RECORDS FOR PROCESSING:

------

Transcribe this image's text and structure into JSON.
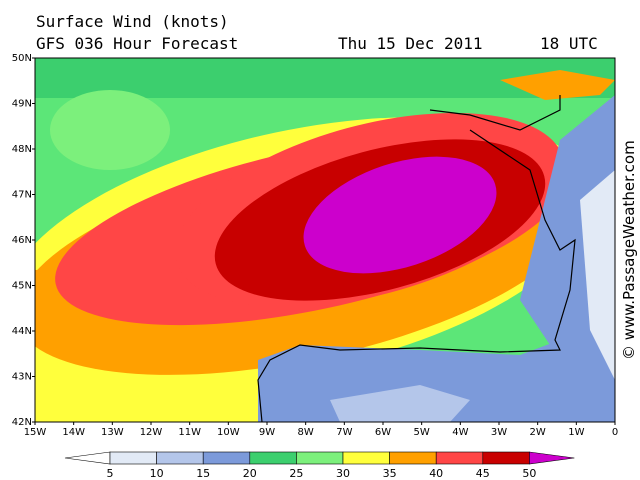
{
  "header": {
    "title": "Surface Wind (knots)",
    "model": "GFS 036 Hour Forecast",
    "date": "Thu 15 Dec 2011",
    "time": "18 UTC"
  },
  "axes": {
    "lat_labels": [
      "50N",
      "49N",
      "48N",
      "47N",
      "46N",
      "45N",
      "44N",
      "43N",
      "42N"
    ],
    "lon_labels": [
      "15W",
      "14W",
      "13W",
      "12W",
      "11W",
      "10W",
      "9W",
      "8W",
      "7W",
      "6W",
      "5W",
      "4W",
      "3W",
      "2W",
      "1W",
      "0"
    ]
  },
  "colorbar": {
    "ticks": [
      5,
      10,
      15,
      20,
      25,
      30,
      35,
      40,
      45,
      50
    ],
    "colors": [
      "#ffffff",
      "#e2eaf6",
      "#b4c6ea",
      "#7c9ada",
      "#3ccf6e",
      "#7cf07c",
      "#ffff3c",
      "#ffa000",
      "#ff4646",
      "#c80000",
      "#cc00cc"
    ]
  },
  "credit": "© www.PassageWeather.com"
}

------

EXERCISE INSTRUCTIONS: Every line of the data above should be quoted exactly. Omit the pictures.

WRITTEN REPLY:
Transcribe this image's text and structure into JSON.
{
  "header": {
    "title": "Surface Wind (knots)",
    "model": "GFS 036 Hour Forecast",
    "date": "Thu 15 Dec 2011",
    "time": "18 UTC"
  },
  "axes": {
    "lat_labels": [
      "50N",
      "49N",
      "48N",
      "47N",
      "46N",
      "45N",
      "44N",
      "43N",
      "42N"
    ],
    "lon_labels": [
      "15W",
      "14W",
      "13W",
      "12W",
      "11W",
      "10W",
      "9W",
      "8W",
      "7W",
      "6W",
      "5W",
      "4W",
      "3W",
      "2W",
      "1W",
      "0"
    ]
  },
  "colorbar": {
    "ticks": [
      5,
      10,
      15,
      20,
      25,
      30,
      35,
      40,
      45,
      50
    ],
    "colors": [
      "#ffffff",
      "#e2eaf6",
      "#b4c6ea",
      "#7c9ada",
      "#3ccf6e",
      "#7cf07c",
      "#ffff3c",
      "#ffa000",
      "#ff4646",
      "#c80000",
      "#cc00cc"
    ]
  },
  "credit": "© www.PassageWeather.com"
}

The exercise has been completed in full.